### [Task details]
Reproduce each line bearing the word "mich".

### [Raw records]
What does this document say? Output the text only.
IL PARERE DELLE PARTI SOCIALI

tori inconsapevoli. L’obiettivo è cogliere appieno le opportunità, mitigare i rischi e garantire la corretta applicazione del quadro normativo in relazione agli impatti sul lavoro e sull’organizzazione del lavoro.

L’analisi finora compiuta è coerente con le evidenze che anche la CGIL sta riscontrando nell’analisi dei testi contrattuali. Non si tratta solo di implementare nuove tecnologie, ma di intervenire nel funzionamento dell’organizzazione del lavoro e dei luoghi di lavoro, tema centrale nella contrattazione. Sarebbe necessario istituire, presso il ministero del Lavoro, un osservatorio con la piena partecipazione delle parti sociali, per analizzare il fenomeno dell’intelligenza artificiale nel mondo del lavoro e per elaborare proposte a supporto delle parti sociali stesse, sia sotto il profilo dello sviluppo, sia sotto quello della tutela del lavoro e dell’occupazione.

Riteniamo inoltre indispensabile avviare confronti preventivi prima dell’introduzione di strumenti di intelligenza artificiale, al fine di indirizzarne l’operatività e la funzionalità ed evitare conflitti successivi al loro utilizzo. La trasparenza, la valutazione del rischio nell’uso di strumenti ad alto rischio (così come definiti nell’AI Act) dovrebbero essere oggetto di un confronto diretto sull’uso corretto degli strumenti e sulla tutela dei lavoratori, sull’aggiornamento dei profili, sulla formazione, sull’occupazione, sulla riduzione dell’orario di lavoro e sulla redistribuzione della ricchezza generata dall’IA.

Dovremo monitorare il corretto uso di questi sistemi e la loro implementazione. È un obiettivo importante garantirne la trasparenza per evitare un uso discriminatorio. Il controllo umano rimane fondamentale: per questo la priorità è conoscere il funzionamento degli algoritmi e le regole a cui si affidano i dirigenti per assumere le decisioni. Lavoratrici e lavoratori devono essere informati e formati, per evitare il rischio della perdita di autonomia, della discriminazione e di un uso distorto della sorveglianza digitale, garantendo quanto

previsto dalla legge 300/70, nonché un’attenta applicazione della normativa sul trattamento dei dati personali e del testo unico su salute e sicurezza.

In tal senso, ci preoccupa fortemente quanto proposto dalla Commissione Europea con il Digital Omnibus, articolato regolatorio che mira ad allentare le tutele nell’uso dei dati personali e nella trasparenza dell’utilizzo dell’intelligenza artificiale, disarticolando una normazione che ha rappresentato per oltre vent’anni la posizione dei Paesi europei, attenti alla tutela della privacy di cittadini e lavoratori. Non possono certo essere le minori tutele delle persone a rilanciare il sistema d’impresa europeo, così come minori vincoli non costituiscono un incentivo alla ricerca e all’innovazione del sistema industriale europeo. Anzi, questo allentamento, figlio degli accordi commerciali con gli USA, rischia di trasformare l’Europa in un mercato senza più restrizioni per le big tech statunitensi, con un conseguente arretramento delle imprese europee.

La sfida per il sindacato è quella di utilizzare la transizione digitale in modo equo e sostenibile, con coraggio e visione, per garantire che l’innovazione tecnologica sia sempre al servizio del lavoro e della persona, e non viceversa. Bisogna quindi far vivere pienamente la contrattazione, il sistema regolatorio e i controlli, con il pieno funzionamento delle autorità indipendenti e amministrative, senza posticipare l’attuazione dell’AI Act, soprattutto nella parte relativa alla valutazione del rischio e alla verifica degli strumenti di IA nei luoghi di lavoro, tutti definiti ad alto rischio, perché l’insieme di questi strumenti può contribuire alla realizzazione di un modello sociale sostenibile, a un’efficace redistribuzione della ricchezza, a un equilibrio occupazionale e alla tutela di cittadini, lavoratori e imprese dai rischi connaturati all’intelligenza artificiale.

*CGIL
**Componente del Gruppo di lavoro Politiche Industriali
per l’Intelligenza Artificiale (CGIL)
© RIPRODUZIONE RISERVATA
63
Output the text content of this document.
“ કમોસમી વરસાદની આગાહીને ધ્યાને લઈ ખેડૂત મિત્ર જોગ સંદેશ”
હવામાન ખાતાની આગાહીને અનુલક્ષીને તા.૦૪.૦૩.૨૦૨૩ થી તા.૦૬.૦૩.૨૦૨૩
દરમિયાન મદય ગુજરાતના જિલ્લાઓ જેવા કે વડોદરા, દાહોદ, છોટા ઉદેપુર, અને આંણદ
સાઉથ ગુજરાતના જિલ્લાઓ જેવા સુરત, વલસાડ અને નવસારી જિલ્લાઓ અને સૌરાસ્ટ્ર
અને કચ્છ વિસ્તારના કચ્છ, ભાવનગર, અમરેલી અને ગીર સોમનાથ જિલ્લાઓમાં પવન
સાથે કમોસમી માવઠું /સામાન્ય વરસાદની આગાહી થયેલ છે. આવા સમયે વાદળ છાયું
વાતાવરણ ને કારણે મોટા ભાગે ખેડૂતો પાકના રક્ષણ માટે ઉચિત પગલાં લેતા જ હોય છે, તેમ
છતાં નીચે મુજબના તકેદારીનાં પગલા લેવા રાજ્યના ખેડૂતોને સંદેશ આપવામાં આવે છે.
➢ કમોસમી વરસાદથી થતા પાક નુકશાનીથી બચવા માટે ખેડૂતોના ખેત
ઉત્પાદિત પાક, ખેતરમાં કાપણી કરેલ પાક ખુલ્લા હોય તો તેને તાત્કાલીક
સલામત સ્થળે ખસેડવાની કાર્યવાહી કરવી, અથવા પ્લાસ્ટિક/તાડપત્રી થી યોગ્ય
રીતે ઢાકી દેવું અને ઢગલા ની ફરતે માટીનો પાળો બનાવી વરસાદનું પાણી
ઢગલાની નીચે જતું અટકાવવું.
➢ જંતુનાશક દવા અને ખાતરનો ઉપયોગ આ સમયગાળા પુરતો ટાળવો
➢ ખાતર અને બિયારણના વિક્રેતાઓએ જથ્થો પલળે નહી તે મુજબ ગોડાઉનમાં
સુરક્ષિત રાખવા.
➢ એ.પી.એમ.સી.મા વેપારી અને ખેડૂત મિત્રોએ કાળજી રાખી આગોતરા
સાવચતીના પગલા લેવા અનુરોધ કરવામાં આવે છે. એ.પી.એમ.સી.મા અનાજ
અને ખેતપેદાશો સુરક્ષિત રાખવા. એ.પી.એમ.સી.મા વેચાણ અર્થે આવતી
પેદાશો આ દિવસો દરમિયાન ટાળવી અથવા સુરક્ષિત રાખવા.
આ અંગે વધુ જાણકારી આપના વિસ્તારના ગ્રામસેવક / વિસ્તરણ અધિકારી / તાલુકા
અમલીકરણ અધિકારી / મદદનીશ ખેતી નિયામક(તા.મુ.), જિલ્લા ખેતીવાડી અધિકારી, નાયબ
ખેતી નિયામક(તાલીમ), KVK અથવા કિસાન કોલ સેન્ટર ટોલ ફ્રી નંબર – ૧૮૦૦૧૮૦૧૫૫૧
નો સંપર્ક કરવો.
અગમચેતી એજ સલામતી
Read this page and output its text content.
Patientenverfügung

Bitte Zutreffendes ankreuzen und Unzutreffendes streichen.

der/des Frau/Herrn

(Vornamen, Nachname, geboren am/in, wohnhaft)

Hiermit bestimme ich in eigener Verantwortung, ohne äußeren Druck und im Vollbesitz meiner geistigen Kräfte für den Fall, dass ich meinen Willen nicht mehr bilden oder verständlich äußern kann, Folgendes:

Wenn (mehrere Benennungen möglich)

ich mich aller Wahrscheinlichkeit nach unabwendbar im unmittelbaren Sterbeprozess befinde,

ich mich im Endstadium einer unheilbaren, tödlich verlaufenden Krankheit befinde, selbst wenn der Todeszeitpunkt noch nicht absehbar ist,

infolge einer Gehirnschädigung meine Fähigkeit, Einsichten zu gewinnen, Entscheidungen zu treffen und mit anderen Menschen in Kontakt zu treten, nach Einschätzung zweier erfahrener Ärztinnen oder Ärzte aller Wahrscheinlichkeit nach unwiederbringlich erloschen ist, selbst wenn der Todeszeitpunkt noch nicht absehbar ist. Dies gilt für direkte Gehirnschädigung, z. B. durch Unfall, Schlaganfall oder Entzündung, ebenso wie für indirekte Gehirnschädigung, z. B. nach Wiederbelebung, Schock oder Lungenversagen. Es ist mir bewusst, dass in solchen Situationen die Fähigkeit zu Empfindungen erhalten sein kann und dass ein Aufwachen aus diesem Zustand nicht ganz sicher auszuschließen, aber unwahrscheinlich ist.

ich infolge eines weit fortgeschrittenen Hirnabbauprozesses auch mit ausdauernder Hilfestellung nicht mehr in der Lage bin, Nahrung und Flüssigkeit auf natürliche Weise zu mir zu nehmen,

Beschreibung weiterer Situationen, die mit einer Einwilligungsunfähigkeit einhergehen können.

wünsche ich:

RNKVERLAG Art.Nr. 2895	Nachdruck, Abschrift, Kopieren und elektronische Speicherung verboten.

### [Worked answer]
ich mich aller Wahrscheinlichkeit nach unabwendbar im unmittelbaren Sterbeprozess befinde,
ich mich im Endstadium einer unheilbaren, tödlich verlaufenden Krankheit befinde, selbst wenn der Todeszeitpunkt noch nicht absehbar ist,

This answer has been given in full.